─── Dataset rows ───

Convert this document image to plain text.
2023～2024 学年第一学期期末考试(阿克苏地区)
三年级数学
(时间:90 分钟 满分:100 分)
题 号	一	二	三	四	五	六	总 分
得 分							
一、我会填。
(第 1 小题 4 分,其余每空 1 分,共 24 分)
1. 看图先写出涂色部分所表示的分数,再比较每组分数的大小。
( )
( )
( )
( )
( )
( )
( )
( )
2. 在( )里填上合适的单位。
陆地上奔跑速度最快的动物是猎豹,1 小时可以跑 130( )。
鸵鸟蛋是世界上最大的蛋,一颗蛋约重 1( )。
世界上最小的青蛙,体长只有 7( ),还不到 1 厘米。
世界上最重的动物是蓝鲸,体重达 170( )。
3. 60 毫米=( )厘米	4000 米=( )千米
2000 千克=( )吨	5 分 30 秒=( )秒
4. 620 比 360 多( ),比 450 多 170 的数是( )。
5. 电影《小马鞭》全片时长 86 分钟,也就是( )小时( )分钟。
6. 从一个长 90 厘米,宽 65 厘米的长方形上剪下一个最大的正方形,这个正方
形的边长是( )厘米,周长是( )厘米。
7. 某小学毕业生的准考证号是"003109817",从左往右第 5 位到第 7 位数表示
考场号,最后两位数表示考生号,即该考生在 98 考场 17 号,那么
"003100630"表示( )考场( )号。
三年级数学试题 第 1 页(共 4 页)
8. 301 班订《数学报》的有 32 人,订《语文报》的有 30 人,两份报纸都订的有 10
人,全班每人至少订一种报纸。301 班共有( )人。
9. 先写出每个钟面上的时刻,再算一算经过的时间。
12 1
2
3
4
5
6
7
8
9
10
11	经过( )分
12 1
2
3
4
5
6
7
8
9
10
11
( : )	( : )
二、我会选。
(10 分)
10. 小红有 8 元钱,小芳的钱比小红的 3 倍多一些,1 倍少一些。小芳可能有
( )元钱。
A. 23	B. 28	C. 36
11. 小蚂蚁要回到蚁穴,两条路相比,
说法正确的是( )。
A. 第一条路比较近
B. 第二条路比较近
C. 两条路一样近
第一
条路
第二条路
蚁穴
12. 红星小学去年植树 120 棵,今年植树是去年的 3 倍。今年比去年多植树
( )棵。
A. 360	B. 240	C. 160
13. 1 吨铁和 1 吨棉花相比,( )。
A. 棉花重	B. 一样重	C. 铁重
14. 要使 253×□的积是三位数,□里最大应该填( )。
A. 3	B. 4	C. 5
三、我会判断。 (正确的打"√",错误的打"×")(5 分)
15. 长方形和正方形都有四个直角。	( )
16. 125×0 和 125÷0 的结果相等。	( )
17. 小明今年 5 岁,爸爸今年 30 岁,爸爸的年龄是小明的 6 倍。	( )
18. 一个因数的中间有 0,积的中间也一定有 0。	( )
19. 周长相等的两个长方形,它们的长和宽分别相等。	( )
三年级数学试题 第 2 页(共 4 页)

───

_What you should do_: From the listing above, reproduce all the lines exactly.

_Complete answer_:
Convert this document image to plain text.
2023～2024 学年第一学期期末考试(阿克苏地区)
三年级数学
(时间:90 分钟 满分:100 分)
题 号	一	二	三	四	五	六	总 分
得 分							
一、我会填。
(第 1 小题 4 分,其余每空 1 分,共 24 分)
1. 看图先写出涂色部分所表示的分数,再比较每组分数的大小。
( )
( )
( )
( )
( )
( )
( )
( )
2. 在( )里填上合适的单位。
陆地上奔跑速度最快的动物是猎豹,1 小时可以跑 130( )。
鸵鸟蛋是世界上最大的蛋,一颗蛋约重 1( )。
世界上最小的青蛙,体长只有 7( ),还不到 1 厘米。
世界上最重的动物是蓝鲸,体重达 170( )。
3. 60 毫米=( )厘米	4000 米=( )千米
2000 千克=( )吨	5 分 30 秒=( )秒
4. 620 比 360 多( ),比 450 多 170 的数是( )。
5. 电影《小马鞭》全片时长 86 分钟,也就是( )小时( )分钟。
6. 从一个长 90 厘米,宽 65 厘米的长方形上剪下一个最大的正方形,这个正方
形的边长是( )厘米,周长是( )厘米。
7. 某小学毕业生的准考证号是"003109817",从左往右第 5 位到第 7 位数表示
考场号,最后两位数表示考生号,即该考生在 98 考场 17 号,那么
"003100630"表示( )考场( )号。
三年级数学试题 第 1 页(共 4 页)
8. 301 班订《数学报》的有 32 人,订《语文报》的有 30 人,两份报纸都订的有 10
人,全班每人至少订一种报纸。301 班共有( )人。
9. 先写出每个钟面上的时刻,再算一算经过的时间。
12 1
2
3
4
5
6
7
8
9
10
11	经过( )分
12 1
2
3
4
5
6
7
8
9
10
11
( : )	( : )
二、我会选。
(10 分)
10. 小红有 8 元钱,小芳的钱比小红的 3 倍多一些,1 倍少一些。小芳可能有
( )元钱。
A. 23	B. 28	C. 36
11. 小蚂蚁要回到蚁穴,两条路相比,
说法正确的是( )。
A. 第一条路比较近
B. 第二条路比较近
C. 两条路一样近
第一
条路
第二条路
蚁穴
12. 红星小学去年植树 120 棵,今年植树是去年的 3 倍。今年比去年多植树
( )棵。
A. 360	B. 240	C. 160
13. 1 吨铁和 1 吨棉花相比,( )。
A. 棉花重	B. 一样重	C. 铁重
14. 要使 253×□的积是三位数,□里最大应该填( )。
A. 3	B. 4	C. 5
三、我会判断。 (正确的打"√",错误的打"×")(5 分)
15. 长方形和正方形都有四个直角。	( )
16. 125×0 和 125÷0 的结果相等。	( )
17. 小明今年 5 岁,爸爸今年 30 岁,爸爸的年龄是小明的 6 倍。	( )
18. 一个因数的中间有 0,积的中间也一定有 0。	( )
19. 周长相等的两个长方形,它们的长和宽分别相等。	( )
三年级数学试题 第 2 页(共 4 页)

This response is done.